Given instruction — Show every line where "JSON" occurs.

>> start Extracted records

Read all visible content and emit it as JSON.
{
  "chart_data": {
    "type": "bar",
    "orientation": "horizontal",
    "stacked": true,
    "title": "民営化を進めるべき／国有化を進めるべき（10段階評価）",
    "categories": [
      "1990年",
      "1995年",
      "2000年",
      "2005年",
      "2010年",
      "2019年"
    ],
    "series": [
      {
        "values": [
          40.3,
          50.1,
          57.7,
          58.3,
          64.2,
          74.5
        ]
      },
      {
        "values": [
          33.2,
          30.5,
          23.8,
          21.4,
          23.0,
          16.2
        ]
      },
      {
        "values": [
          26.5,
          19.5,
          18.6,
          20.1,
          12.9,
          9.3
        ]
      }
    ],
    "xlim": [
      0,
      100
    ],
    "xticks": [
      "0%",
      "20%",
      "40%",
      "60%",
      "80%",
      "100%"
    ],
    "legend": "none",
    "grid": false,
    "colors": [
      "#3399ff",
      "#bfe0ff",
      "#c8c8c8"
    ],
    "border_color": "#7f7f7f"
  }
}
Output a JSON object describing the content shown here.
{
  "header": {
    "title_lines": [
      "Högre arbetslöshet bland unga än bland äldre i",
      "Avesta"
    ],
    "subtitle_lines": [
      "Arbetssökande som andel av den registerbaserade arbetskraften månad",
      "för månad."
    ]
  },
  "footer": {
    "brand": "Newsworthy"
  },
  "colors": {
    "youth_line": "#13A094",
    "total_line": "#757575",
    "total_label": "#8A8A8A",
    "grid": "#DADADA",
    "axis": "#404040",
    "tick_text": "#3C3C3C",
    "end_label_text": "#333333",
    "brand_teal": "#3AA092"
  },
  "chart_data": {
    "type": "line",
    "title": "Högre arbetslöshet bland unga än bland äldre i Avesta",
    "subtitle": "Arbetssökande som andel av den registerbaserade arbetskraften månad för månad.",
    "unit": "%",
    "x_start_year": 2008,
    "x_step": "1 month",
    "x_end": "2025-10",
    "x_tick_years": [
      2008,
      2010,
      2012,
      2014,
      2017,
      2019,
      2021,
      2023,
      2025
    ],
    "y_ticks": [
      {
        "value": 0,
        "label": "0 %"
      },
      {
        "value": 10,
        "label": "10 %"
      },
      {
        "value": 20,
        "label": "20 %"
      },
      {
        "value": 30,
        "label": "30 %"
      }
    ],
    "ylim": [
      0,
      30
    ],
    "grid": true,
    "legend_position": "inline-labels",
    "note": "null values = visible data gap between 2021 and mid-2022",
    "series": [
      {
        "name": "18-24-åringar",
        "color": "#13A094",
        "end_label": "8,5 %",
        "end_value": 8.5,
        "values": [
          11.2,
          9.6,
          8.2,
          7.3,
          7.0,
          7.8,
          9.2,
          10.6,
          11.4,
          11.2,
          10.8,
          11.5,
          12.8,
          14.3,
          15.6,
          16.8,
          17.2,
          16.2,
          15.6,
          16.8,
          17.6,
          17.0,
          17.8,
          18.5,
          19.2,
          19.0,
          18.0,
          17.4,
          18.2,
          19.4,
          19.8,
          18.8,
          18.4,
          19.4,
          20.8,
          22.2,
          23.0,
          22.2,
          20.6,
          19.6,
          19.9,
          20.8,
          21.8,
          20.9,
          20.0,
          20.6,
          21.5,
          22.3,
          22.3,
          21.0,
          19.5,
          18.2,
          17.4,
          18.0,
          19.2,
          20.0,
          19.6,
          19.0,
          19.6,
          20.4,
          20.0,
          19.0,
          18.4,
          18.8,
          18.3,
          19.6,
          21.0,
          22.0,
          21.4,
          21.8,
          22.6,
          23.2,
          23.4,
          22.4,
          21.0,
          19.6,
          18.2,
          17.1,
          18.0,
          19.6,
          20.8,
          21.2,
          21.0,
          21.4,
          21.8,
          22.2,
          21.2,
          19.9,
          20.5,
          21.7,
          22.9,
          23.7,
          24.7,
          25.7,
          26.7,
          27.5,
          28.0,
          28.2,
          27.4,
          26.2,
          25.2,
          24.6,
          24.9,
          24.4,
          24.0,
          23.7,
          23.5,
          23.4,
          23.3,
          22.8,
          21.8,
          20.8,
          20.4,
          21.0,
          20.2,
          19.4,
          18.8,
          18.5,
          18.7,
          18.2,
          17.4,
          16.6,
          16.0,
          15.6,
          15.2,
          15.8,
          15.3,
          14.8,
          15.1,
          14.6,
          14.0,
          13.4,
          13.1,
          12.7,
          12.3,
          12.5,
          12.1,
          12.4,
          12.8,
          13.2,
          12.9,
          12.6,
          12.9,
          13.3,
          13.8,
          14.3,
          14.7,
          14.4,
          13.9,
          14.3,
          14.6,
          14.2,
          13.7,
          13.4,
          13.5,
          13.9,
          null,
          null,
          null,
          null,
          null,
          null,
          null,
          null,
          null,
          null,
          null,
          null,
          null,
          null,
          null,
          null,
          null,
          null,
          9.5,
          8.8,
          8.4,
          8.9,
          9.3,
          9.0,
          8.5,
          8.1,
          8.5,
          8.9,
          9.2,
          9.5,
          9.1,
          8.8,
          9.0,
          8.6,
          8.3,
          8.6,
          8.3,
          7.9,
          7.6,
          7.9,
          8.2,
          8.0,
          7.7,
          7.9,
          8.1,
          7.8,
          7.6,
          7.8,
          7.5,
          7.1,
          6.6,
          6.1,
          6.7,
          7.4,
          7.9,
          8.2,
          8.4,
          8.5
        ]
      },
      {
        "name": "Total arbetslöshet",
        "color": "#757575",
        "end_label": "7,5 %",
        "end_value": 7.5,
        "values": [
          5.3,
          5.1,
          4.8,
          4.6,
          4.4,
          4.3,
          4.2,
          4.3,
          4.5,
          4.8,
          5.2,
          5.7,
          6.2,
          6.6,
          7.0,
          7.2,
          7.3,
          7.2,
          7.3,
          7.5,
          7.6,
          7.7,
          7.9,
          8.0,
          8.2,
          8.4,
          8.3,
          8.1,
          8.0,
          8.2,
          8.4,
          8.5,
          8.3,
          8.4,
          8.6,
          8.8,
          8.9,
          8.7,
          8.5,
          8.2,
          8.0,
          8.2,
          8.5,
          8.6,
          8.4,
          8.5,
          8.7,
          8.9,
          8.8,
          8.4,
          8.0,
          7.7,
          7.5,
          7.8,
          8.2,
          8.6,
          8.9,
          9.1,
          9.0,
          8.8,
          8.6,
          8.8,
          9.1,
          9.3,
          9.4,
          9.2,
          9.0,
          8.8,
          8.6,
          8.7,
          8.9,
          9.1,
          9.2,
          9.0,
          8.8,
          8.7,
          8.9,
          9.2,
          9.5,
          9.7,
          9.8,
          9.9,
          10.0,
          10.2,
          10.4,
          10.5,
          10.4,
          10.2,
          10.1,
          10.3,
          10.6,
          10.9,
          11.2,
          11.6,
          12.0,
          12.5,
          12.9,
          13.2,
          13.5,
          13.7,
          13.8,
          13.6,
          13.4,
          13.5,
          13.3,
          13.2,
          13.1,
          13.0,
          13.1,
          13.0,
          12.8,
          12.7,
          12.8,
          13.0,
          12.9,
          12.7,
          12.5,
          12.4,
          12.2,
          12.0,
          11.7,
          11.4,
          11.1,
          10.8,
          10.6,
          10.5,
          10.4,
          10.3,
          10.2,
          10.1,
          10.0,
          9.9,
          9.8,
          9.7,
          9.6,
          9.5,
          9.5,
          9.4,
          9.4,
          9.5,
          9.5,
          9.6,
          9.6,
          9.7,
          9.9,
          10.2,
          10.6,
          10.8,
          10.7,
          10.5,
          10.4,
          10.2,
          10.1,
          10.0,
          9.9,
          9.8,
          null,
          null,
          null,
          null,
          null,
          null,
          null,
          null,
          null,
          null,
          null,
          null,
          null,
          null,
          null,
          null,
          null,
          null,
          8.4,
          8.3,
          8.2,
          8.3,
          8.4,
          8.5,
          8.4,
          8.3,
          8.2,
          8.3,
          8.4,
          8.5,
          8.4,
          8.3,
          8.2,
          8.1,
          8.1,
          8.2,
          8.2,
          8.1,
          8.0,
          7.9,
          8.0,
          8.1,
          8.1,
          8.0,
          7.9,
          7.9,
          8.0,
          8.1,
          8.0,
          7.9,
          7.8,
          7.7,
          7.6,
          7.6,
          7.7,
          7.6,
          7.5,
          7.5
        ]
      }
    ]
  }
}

>> end Extracted records

Exercise result —
Read all visible content and emit it as JSON.
Output a JSON object describing the content shown here.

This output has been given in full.